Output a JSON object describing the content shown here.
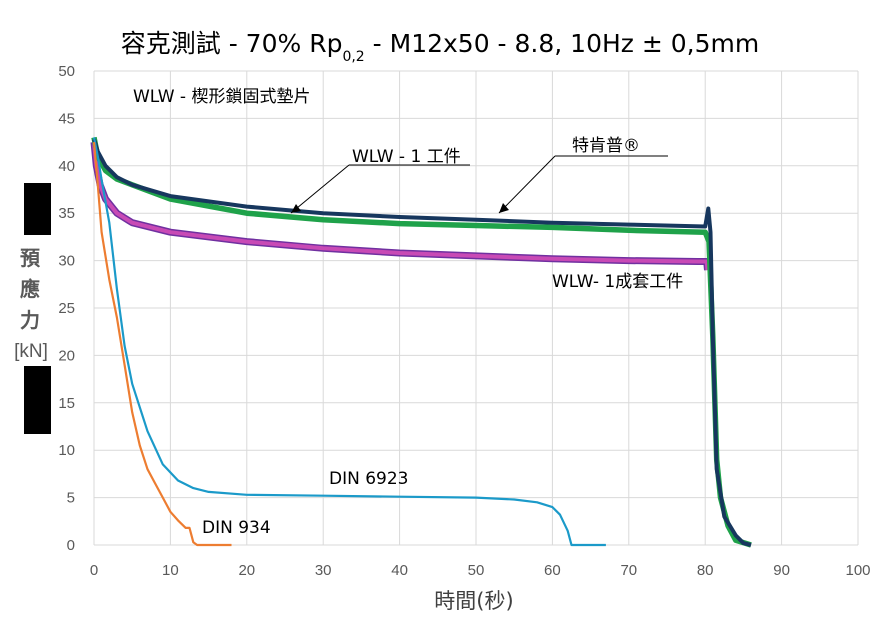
{
  "chart_data": {
    "type": "line",
    "title_parts": [
      "容克測試 - 70% Rp",
      "0,2",
      " - M12x50 - 8.8, 10Hz ± 0,5mm"
    ],
    "xlabel": "時間(秒)",
    "ylabel_chars": [
      "預",
      "應",
      "力"
    ],
    "ylabel_unit": "[kN]",
    "xlim": [
      0,
      100
    ],
    "ylim": [
      0,
      50
    ],
    "x_ticks": [
      "0",
      "10",
      "20",
      "30",
      "40",
      "50",
      "60",
      "70",
      "80",
      "90",
      "100"
    ],
    "y_ticks": [
      "0",
      "5",
      "10",
      "15",
      "20",
      "25",
      "30",
      "35",
      "40",
      "45",
      "50"
    ],
    "grid": true,
    "annotations": {
      "legend_note": "WLW - 楔形鎖固式墊片",
      "wlw1": "WLW - 1 工件",
      "sp": "特肯普®",
      "wlw_set": "WLW- 1成套工件",
      "din6923": "DIN 6923",
      "din934": "DIN 934"
    },
    "series": [
      {
        "color": "#7030A0",
        "highlight": "#C84AB5",
        "points": [
          [
            0,
            42.5
          ],
          [
            0.3,
            40
          ],
          [
            0.8,
            38
          ],
          [
            1.5,
            36.5
          ],
          [
            3,
            35
          ],
          [
            5,
            34
          ],
          [
            10,
            33
          ],
          [
            20,
            32
          ],
          [
            30,
            31.3
          ],
          [
            40,
            30.8
          ],
          [
            50,
            30.5
          ],
          [
            60,
            30.2
          ],
          [
            70,
            30
          ],
          [
            79,
            29.9
          ],
          [
            80.2,
            29.9
          ],
          [
            80.3,
            29
          ]
        ]
      },
      {
        "color": "#1FA24A",
        "points": [
          [
            0,
            43
          ],
          [
            0.5,
            41
          ],
          [
            1.5,
            39.5
          ],
          [
            3,
            38.6
          ],
          [
            5,
            38
          ],
          [
            10,
            36.5
          ],
          [
            20,
            35
          ],
          [
            30,
            34.3
          ],
          [
            40,
            33.9
          ],
          [
            50,
            33.7
          ],
          [
            60,
            33.5
          ],
          [
            70,
            33.2
          ],
          [
            80,
            33
          ],
          [
            80.5,
            32
          ],
          [
            81,
            22
          ],
          [
            81.5,
            9
          ],
          [
            82,
            5
          ],
          [
            83,
            2
          ],
          [
            84,
            0.5
          ],
          [
            86,
            0
          ]
        ]
      },
      {
        "color": "#17375E",
        "points": [
          [
            0,
            42.8
          ],
          [
            0.5,
            41.5
          ],
          [
            1.5,
            40
          ],
          [
            3,
            38.8
          ],
          [
            5,
            38
          ],
          [
            10,
            36.8
          ],
          [
            20,
            35.7
          ],
          [
            30,
            35
          ],
          [
            40,
            34.6
          ],
          [
            50,
            34.3
          ],
          [
            60,
            34
          ],
          [
            70,
            33.8
          ],
          [
            80,
            33.6
          ],
          [
            80.4,
            35.5
          ],
          [
            80.7,
            33
          ],
          [
            81,
            22
          ],
          [
            81.5,
            8
          ],
          [
            82.5,
            3
          ],
          [
            84,
            1
          ],
          [
            85,
            0.2
          ],
          [
            86,
            0
          ]
        ]
      },
      {
        "color": "#1B9AC9",
        "points": [
          [
            0,
            43
          ],
          [
            0.5,
            41
          ],
          [
            1,
            38.5
          ],
          [
            2,
            34
          ],
          [
            3,
            27
          ],
          [
            4,
            21
          ],
          [
            5,
            17
          ],
          [
            7,
            12
          ],
          [
            9,
            8.5
          ],
          [
            11,
            6.8
          ],
          [
            13,
            6
          ],
          [
            15,
            5.6
          ],
          [
            20,
            5.3
          ],
          [
            30,
            5.2
          ],
          [
            40,
            5.1
          ],
          [
            50,
            5
          ],
          [
            55,
            4.8
          ],
          [
            58,
            4.5
          ],
          [
            60,
            4
          ],
          [
            61,
            3.2
          ],
          [
            62,
            1.5
          ],
          [
            62.5,
            0
          ],
          [
            67,
            0
          ]
        ]
      },
      {
        "color": "#ED7D31",
        "points": [
          [
            0,
            42.5
          ],
          [
            0.5,
            38
          ],
          [
            1,
            33
          ],
          [
            2,
            28
          ],
          [
            3,
            24
          ],
          [
            4,
            19
          ],
          [
            5,
            14
          ],
          [
            6,
            10.5
          ],
          [
            7,
            8
          ],
          [
            8,
            6.5
          ],
          [
            9,
            5
          ],
          [
            10,
            3.5
          ],
          [
            11,
            2.6
          ],
          [
            12,
            1.8
          ],
          [
            12.5,
            1.8
          ],
          [
            13,
            0.3
          ],
          [
            13.5,
            0
          ],
          [
            18,
            0
          ]
        ]
      }
    ]
  }
}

Exercise objective: Pictures appear in the records above. Output everything except them, exactly.

Result:
Output a JSON object describing the content shown here.
{
  "chart_data": {
    "type": "line",
    "title_parts": [
      "容克測試 - 70% Rp",
      "0,2",
      " - M12x50 - 8.8, 10Hz ± 0,5mm"
    ],
    "xlabel": "時間(秒)",
    "ylabel_chars": [
      "預",
      "應",
      "力"
    ],
    "ylabel_unit": "[kN]",
    "xlim": [
      0,
      100
    ],
    "ylim": [
      0,
      50
    ],
    "x_ticks": [
      "0",
      "10",
      "20",
      "30",
      "40",
      "50",
      "60",
      "70",
      "80",
      "90",
      "100"
    ],
    "y_ticks": [
      "0",
      "5",
      "10",
      "15",
      "20",
      "25",
      "30",
      "35",
      "40",
      "45",
      "50"
    ],
    "grid": true,
    "annotations": {
      "legend_note": "WLW - 楔形鎖固式墊片",
      "wlw1": "WLW - 1 工件",
      "sp": "特肯普®",
      "wlw_set": "WLW- 1成套工件",
      "din6923": "DIN 6923",
      "din934": "DIN 934"
    },
    "series": [
      {
        "color": "#7030A0",
        "highlight": "#C84AB5",
        "points": [
          [
            0,
            42.5
          ],
          [
            0.3,
            40
          ],
          [
            0.8,
            38
          ],
          [
            1.5,
            36.5
          ],
          [
            3,
            35
          ],
          [
            5,
            34
          ],
          [
            10,
            33
          ],
          [
            20,
            32
          ],
          [
            30,
            31.3
          ],
          [
            40,
            30.8
          ],
          [
            50,
            30.5
          ],
          [
            60,
            30.2
          ],
          [
            70,
            30
          ],
          [
            79,
            29.9
          ],
          [
            80.2,
            29.9
          ],
          [
            80.3,
            29
          ]
        ]
      },
      {
        "color": "#1FA24A",
        "points": [
          [
            0,
            43
          ],
          [
            0.5,
            41
          ],
          [
            1.5,
            39.5
          ],
          [
            3,
            38.6
          ],
          [
            5,
            38
          ],
          [
            10,
            36.5
          ],
          [
            20,
            35
          ],
          [
            30,
            34.3
          ],
          [
            40,
            33.9
          ],
          [
            50,
            33.7
          ],
          [
            60,
            33.5
          ],
          [
            70,
            33.2
          ],
          [
            80,
            33
          ],
          [
            80.5,
            32
          ],
          [
            81,
            22
          ],
          [
            81.5,
            9
          ],
          [
            82,
            5
          ],
          [
            83,
            2
          ],
          [
            84,
            0.5
          ],
          [
            86,
            0
          ]
        ]
      },
      {
        "color": "#17375E",
        "points": [
          [
            0,
            42.8
          ],
          [
            0.5,
            41.5
          ],
          [
            1.5,
            40
          ],
          [
            3,
            38.8
          ],
          [
            5,
            38
          ],
          [
            10,
            36.8
          ],
          [
            20,
            35.7
          ],
          [
            30,
            35
          ],
          [
            40,
            34.6
          ],
          [
            50,
            34.3
          ],
          [
            60,
            34
          ],
          [
            70,
            33.8
          ],
          [
            80,
            33.6
          ],
          [
            80.4,
            35.5
          ],
          [
            80.7,
            33
          ],
          [
            81,
            22
          ],
          [
            81.5,
            8
          ],
          [
            82.5,
            3
          ],
          [
            84,
            1
          ],
          [
            85,
            0.2
          ],
          [
            86,
            0
          ]
        ]
      },
      {
        "color": "#1B9AC9",
        "points": [
          [
            0,
            43
          ],
          [
            0.5,
            41
          ],
          [
            1,
            38.5
          ],
          [
            2,
            34
          ],
          [
            3,
            27
          ],
          [
            4,
            21
          ],
          [
            5,
            17
          ],
          [
            7,
            12
          ],
          [
            9,
            8.5
          ],
          [
            11,
            6.8
          ],
          [
            13,
            6
          ],
          [
            15,
            5.6
          ],
          [
            20,
            5.3
          ],
          [
            30,
            5.2
          ],
          [
            40,
            5.1
          ],
          [
            50,
            5
          ],
          [
            55,
            4.8
          ],
          [
            58,
            4.5
          ],
          [
            60,
            4
          ],
          [
            61,
            3.2
          ],
          [
            62,
            1.5
          ],
          [
            62.5,
            0
          ],
          [
            67,
            0
          ]
        ]
      },
      {
        "color": "#ED7D31",
        "points": [
          [
            0,
            42.5
          ],
          [
            0.5,
            38
          ],
          [
            1,
            33
          ],
          [
            2,
            28
          ],
          [
            3,
            24
          ],
          [
            4,
            19
          ],
          [
            5,
            14
          ],
          [
            6,
            10.5
          ],
          [
            7,
            8
          ],
          [
            8,
            6.5
          ],
          [
            9,
            5
          ],
          [
            10,
            3.5
          ],
          [
            11,
            2.6
          ],
          [
            12,
            1.8
          ],
          [
            12.5,
            1.8
          ],
          [
            13,
            0.3
          ],
          [
            13.5,
            0
          ],
          [
            18,
            0
          ]
        ]
      }
    ]
  }
}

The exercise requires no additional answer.